| DIRECTIONS FOR THIS TASK |
Write out each of the entries below word for word, keeping every line unchanged.

| TASK MATERIAL |
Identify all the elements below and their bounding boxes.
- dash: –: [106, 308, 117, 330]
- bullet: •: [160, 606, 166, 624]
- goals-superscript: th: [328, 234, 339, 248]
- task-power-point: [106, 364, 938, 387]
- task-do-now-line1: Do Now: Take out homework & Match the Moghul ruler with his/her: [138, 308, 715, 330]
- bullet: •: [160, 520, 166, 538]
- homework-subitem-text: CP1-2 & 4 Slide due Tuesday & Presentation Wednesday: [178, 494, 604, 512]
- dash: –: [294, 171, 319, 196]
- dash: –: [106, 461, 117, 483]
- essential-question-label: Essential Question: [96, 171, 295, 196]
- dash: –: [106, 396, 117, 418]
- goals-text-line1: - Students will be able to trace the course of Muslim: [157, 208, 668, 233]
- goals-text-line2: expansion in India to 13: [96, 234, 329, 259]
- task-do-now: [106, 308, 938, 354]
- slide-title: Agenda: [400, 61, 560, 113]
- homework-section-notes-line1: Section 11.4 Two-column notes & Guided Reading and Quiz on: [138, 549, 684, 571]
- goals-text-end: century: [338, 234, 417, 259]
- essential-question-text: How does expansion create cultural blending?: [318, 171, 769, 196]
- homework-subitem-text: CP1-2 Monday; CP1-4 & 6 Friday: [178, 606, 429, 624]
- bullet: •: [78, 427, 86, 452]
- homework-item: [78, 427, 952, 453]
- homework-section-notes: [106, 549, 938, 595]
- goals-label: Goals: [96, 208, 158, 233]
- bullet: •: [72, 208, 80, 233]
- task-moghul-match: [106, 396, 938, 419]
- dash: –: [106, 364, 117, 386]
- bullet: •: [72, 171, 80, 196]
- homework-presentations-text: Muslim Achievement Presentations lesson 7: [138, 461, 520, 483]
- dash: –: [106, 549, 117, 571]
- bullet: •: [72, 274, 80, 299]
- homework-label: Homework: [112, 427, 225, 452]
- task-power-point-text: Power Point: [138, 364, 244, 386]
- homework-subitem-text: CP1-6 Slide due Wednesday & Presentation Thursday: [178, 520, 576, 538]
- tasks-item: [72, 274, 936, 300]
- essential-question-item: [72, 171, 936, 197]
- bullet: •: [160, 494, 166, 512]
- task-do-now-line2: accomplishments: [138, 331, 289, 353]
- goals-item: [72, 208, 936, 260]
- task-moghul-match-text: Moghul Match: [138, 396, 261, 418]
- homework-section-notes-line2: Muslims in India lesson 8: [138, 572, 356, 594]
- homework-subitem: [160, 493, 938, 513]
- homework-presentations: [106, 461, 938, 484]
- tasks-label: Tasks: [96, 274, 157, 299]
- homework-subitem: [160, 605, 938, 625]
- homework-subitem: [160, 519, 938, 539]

| REPLY |
Identify all the elements below and their bounding boxes.
- dash: –: [106, 308, 117, 330]
- bullet: •: [160, 606, 166, 624]
- goals-superscript: th: [328, 234, 339, 248]
- task-power-point: [106, 364, 938, 387]
- task-do-now-line1: Do Now: Take out homework & Match the Moghul ruler with his/her: [138, 308, 715, 330]
- bullet: •: [160, 520, 166, 538]
- homework-subitem-text: CP1-2 & 4 Slide due Tuesday & Presentation Wednesday: [178, 494, 604, 512]
- dash: –: [294, 171, 319, 196]
- dash: –: [106, 461, 117, 483]
- essential-question-label: Essential Question: [96, 171, 295, 196]
- dash: –: [106, 396, 117, 418]
- goals-text-line1: - Students will be able to trace the course of Muslim: [157, 208, 668, 233]
- goals-text-line2: expansion in India to 13: [96, 234, 329, 259]
- task-do-now: [106, 308, 938, 354]
- slide-title: Agenda: [400, 61, 560, 113]
- homework-section-notes-line1: Section 11.4 Two-column notes & Guided Reading and Quiz on: [138, 549, 684, 571]
- goals-text-end: century: [338, 234, 417, 259]
- essential-question-text: How does expansion create cultural blending?: [318, 171, 769, 196]
- homework-subitem-text: CP1-2 Monday; CP1-4 & 6 Friday: [178, 606, 429, 624]
- bullet: •: [78, 427, 86, 452]
- homework-item: [78, 427, 952, 453]
- homework-section-notes: [106, 549, 938, 595]
- goals-label: Goals: [96, 208, 158, 233]
- bullet: •: [72, 208, 80, 233]
- task-moghul-match: [106, 396, 938, 419]
- dash: –: [106, 364, 117, 386]
- bullet: •: [72, 171, 80, 196]
- homework-presentations-text: Muslim Achievement Presentations lesson 7: [138, 461, 520, 483]
- dash: –: [106, 549, 117, 571]
- bullet: •: [72, 274, 80, 299]
- homework-label: Homework: [112, 427, 225, 452]
- task-power-point-text: Power Point: [138, 364, 244, 386]
- homework-subitem-text: CP1-6 Slide due Wednesday & Presentation Thursday: [178, 520, 576, 538]
- tasks-item: [72, 274, 936, 300]
- essential-question-item: [72, 171, 936, 197]
- bullet: •: [160, 494, 166, 512]
- task-do-now-line2: accomplishments: [138, 331, 289, 353]
- goals-item: [72, 208, 936, 260]
- task-moghul-match-text: Moghul Match: [138, 396, 261, 418]
- homework-section-notes-line2: Muslims in India lesson 8: [138, 572, 356, 594]
- homework-subitem: [160, 493, 938, 513]
- homework-presentations: [106, 461, 938, 484]
- tasks-label: Tasks: [96, 274, 157, 299]
- homework-subitem: [160, 605, 938, 625]
- homework-subitem: [160, 519, 938, 539]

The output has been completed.